### Raw records

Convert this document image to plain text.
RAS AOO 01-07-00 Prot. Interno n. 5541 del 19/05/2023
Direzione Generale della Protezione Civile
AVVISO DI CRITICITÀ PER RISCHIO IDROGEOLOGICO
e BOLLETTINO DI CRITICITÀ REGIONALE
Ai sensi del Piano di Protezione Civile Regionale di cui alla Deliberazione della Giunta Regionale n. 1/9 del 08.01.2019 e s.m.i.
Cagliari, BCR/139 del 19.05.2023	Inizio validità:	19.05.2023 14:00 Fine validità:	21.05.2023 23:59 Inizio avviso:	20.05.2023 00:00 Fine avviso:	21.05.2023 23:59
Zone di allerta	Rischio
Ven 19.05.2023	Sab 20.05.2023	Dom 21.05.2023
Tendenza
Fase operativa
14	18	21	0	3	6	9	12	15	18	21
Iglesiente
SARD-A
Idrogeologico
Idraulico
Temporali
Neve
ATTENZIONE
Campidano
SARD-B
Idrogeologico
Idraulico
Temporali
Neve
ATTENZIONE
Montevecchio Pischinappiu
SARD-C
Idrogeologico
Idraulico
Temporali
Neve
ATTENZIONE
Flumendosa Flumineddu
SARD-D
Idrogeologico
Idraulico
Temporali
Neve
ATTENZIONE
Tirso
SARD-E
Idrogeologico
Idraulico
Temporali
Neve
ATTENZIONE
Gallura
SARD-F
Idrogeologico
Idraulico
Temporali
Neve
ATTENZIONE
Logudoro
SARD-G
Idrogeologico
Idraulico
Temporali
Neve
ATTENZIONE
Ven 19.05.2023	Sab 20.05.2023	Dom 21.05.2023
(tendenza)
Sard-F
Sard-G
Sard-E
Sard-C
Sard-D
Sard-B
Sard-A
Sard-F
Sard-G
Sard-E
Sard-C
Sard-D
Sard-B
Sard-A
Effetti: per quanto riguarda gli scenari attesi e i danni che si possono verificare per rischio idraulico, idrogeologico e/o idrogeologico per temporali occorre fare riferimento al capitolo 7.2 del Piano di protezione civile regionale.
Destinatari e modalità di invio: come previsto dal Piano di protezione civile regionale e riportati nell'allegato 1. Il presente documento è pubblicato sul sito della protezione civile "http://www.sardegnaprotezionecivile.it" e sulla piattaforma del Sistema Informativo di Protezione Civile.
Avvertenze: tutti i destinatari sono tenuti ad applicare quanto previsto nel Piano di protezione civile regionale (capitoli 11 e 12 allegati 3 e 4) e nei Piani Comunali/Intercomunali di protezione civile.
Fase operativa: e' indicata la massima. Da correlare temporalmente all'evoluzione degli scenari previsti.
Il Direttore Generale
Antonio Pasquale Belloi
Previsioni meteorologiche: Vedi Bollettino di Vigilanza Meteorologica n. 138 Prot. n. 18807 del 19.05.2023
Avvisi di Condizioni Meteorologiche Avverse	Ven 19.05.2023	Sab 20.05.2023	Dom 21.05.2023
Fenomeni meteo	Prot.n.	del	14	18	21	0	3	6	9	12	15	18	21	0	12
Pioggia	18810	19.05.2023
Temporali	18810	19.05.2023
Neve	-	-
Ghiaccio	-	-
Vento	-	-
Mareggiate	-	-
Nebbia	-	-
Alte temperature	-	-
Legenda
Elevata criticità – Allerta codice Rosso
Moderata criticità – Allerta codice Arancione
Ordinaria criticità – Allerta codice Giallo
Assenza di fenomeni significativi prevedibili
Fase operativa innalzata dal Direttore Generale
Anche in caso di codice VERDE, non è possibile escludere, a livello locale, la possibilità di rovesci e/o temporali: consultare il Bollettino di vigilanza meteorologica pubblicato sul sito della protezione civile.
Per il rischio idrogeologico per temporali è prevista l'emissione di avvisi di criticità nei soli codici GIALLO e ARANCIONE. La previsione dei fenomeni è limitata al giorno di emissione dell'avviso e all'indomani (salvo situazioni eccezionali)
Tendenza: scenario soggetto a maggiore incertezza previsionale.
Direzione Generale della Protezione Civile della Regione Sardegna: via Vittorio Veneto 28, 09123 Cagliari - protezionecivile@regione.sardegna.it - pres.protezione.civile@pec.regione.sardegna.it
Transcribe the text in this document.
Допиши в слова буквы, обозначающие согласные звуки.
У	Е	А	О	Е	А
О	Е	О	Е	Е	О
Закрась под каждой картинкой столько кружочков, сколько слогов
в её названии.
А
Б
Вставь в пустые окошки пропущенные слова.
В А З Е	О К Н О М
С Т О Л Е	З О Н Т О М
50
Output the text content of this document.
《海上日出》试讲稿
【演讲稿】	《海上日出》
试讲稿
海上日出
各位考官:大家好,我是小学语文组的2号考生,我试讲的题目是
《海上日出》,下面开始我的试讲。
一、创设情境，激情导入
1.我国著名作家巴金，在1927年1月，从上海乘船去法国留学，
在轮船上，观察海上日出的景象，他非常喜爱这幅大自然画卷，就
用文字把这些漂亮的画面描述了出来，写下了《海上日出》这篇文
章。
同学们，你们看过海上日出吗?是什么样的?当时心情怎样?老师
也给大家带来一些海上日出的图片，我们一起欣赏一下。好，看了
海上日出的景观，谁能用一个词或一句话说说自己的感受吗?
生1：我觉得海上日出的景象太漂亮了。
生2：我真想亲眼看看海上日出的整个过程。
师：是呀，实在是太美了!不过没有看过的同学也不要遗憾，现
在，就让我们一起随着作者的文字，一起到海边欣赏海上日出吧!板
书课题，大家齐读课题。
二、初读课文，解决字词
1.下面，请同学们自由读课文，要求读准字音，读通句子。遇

### What to do
Copy out every line from the data above that has "this" in it.

### Task answer
Convert this document image to plain text.
Transcribe the text in this document.
Output the text content of this document.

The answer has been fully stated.